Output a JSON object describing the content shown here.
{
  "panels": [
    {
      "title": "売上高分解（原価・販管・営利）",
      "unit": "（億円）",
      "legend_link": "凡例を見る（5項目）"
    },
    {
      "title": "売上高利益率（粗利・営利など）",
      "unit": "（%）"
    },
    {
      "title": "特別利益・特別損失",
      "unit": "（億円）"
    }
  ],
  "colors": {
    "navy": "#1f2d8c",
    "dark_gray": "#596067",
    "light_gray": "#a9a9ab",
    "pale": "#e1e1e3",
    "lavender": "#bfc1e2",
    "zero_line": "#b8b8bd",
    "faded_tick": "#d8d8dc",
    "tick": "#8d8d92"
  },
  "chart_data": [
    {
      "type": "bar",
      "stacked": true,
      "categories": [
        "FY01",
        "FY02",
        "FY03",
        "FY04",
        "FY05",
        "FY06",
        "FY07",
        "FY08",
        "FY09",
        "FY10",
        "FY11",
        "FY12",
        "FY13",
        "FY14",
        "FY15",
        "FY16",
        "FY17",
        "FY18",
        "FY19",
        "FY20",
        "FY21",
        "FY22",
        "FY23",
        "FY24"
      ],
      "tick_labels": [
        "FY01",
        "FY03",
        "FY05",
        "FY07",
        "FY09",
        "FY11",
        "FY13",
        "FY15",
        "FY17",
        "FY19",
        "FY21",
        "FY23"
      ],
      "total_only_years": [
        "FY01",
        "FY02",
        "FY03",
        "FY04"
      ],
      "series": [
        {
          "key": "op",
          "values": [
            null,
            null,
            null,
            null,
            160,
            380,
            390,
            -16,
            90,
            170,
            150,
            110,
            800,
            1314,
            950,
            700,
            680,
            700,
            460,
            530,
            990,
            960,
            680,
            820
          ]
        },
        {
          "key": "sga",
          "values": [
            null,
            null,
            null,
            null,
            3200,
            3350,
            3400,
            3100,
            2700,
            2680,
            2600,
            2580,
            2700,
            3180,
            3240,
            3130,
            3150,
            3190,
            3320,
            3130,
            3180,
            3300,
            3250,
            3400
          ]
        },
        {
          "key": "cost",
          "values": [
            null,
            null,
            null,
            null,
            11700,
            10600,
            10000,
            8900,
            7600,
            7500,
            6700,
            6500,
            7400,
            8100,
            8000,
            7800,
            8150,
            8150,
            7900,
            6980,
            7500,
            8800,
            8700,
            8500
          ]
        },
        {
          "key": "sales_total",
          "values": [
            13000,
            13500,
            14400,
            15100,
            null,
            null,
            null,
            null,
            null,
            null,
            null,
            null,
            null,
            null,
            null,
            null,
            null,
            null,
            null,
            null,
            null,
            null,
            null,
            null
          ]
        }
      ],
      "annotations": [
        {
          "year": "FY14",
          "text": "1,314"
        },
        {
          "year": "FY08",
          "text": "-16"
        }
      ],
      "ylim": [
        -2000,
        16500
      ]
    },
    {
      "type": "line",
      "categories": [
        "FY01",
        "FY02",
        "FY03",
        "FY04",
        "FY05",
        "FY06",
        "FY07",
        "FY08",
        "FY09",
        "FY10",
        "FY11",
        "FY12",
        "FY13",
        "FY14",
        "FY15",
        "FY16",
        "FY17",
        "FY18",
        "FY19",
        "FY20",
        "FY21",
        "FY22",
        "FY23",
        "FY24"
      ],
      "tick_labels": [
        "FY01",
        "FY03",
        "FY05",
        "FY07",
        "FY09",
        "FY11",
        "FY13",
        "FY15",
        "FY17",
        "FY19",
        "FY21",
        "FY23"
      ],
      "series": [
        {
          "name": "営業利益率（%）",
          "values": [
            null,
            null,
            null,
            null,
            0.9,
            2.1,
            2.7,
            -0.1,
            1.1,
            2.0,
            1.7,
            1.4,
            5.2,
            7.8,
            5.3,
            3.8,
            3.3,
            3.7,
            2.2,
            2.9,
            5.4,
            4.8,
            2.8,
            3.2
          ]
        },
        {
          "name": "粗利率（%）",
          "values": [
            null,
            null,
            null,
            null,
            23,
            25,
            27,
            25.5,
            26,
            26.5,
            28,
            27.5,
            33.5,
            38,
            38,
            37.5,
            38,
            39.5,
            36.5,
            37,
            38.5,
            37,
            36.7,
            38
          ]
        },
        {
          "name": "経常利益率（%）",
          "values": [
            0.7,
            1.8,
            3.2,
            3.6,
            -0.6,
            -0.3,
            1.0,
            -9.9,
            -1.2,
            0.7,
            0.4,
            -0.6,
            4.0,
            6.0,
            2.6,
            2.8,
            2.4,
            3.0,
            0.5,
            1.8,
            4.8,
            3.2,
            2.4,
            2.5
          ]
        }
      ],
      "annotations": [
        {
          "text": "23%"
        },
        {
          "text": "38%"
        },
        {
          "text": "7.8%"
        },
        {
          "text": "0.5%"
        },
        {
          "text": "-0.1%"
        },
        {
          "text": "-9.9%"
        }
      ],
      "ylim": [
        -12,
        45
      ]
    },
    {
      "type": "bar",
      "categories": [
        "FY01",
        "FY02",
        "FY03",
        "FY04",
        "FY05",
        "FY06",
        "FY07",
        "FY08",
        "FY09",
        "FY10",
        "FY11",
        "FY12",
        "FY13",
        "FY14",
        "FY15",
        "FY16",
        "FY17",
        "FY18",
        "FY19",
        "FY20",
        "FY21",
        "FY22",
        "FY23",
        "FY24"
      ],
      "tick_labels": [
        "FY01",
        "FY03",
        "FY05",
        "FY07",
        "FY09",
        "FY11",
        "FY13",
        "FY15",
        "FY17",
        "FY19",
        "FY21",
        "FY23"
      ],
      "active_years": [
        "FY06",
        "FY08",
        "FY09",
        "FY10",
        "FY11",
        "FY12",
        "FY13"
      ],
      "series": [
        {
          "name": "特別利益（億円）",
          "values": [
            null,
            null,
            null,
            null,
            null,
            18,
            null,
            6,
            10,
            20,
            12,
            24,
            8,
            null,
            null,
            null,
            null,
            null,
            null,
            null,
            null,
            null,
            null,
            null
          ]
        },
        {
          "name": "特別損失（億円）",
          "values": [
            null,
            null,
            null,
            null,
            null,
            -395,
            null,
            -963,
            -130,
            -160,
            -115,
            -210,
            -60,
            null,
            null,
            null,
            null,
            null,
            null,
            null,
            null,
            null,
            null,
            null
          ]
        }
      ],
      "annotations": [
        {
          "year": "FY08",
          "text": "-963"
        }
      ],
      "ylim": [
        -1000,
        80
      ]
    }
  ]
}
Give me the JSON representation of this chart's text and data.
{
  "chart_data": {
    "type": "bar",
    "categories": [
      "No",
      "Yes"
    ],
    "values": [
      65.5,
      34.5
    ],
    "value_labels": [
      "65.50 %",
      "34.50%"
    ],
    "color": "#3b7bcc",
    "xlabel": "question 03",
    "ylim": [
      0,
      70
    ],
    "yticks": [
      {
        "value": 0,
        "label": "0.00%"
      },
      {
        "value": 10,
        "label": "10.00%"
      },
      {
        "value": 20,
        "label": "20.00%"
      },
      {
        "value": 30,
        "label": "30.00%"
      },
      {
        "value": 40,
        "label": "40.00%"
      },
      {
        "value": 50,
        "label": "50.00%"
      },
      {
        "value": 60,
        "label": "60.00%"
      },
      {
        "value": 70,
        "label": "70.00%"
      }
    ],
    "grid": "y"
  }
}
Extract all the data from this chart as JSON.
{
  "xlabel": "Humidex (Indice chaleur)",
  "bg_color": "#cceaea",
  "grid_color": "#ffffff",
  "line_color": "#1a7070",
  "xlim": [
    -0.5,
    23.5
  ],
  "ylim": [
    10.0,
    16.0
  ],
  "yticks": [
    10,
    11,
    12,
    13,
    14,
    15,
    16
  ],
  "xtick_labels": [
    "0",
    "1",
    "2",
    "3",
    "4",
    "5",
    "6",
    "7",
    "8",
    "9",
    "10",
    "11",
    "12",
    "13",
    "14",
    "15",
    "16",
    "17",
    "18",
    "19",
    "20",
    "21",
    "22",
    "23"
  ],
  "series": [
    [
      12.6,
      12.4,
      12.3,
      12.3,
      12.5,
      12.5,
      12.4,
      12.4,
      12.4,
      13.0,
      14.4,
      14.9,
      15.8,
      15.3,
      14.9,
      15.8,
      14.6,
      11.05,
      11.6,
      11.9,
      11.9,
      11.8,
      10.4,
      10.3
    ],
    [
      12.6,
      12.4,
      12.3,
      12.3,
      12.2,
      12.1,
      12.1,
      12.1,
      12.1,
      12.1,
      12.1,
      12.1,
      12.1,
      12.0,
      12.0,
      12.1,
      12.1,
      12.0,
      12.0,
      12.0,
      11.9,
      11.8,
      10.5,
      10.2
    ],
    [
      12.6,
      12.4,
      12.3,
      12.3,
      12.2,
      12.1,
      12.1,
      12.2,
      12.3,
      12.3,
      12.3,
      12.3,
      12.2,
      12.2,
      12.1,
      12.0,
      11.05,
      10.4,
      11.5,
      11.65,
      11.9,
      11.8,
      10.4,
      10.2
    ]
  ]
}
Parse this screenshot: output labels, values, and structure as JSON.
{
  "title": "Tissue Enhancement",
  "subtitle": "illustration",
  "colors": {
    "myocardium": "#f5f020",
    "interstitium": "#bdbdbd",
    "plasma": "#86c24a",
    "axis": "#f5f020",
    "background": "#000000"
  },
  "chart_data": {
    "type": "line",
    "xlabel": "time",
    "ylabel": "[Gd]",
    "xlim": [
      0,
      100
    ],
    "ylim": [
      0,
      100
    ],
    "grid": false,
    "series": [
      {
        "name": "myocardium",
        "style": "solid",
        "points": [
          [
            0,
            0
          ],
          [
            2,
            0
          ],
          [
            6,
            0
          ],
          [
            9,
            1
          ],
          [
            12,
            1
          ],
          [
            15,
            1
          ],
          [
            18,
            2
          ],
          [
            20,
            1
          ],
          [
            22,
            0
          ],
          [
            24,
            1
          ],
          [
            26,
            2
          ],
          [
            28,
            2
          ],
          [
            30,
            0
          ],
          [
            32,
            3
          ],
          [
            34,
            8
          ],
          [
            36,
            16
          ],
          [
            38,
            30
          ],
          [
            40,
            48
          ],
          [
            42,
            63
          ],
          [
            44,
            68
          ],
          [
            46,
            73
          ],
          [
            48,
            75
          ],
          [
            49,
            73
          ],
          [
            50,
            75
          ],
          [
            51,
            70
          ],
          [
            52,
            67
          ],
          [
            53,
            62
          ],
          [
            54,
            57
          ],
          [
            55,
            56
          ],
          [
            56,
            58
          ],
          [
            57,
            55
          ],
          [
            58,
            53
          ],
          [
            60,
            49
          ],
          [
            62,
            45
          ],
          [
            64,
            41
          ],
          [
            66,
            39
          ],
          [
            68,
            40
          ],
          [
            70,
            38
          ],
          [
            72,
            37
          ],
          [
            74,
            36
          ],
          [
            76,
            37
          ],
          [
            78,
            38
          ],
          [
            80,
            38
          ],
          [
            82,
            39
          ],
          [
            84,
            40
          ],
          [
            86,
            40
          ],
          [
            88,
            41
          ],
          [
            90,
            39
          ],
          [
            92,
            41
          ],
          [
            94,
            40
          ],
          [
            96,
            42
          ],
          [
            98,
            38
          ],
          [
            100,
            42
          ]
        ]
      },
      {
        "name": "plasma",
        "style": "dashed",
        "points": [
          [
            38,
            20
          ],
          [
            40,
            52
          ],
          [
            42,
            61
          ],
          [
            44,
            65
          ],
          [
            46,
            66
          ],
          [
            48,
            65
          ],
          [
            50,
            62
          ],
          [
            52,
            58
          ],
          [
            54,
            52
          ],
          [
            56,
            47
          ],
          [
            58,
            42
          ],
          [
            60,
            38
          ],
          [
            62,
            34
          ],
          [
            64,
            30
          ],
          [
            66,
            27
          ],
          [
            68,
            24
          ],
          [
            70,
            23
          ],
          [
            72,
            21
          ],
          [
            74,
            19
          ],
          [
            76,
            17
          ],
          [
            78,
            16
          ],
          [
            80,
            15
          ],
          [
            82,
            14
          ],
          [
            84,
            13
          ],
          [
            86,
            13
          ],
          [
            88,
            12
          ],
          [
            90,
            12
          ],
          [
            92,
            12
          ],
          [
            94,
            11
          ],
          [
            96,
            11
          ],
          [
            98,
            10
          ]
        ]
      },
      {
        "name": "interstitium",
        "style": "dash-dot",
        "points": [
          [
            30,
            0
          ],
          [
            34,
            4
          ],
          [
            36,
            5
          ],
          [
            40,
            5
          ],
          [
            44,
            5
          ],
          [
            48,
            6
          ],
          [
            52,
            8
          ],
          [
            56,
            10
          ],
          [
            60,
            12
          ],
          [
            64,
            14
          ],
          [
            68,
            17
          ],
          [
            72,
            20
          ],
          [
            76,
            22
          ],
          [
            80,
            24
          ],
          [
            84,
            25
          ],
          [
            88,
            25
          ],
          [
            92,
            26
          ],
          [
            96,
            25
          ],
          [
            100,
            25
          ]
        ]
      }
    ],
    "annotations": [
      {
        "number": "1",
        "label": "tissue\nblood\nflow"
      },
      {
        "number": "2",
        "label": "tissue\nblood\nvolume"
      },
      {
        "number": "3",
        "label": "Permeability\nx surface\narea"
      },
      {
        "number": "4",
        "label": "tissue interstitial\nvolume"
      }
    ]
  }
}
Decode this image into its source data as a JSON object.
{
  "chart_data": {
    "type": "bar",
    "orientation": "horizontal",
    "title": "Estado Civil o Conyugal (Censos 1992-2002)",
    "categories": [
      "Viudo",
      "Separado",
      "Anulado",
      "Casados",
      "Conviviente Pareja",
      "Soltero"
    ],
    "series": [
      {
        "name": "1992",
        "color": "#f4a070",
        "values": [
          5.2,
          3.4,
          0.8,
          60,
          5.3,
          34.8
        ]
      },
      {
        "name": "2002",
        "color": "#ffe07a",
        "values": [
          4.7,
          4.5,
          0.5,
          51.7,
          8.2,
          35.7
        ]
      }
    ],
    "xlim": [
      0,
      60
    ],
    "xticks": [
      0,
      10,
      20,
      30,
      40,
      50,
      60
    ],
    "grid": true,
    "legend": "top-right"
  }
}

WHAT YOU NEED TO DO:
Nothing but the lines from the line with "Decode this image" to the last line of the listing above should appear; please retype them exactly, both ends included.

PROBLEM SOLUTION:
Decode this image into its source data as a JSON object.
{
  "chart_data": {
    "type": "bar",
    "orientation": "horizontal",
    "title": "Estado Civil o Conyugal (Censos 1992-2002)",
    "categories": [
      "Viudo",
      "Separado",
      "Anulado",
      "Casados",
      "Conviviente Pareja",
      "Soltero"
    ],
    "series": [
      {
        "name": "1992",
        "color": "#f4a070",
        "values": [
          5.2,
          3.4,
          0.8,
          60,
          5.3,
          34.8
        ]
      },
      {
        "name": "2002",
        "color": "#ffe07a",
        "values": [
          4.7,
          4.5,
          0.5,
          51.7,
          8.2,
          35.7
        ]
      }
    ],
    "xlim": [
      0,
      60
    ],
    "xticks": [
      0,
      10,
      20,
      30,
      40,
      50,
      60
    ],
    "grid": true,
    "legend": "top-right"
  }
}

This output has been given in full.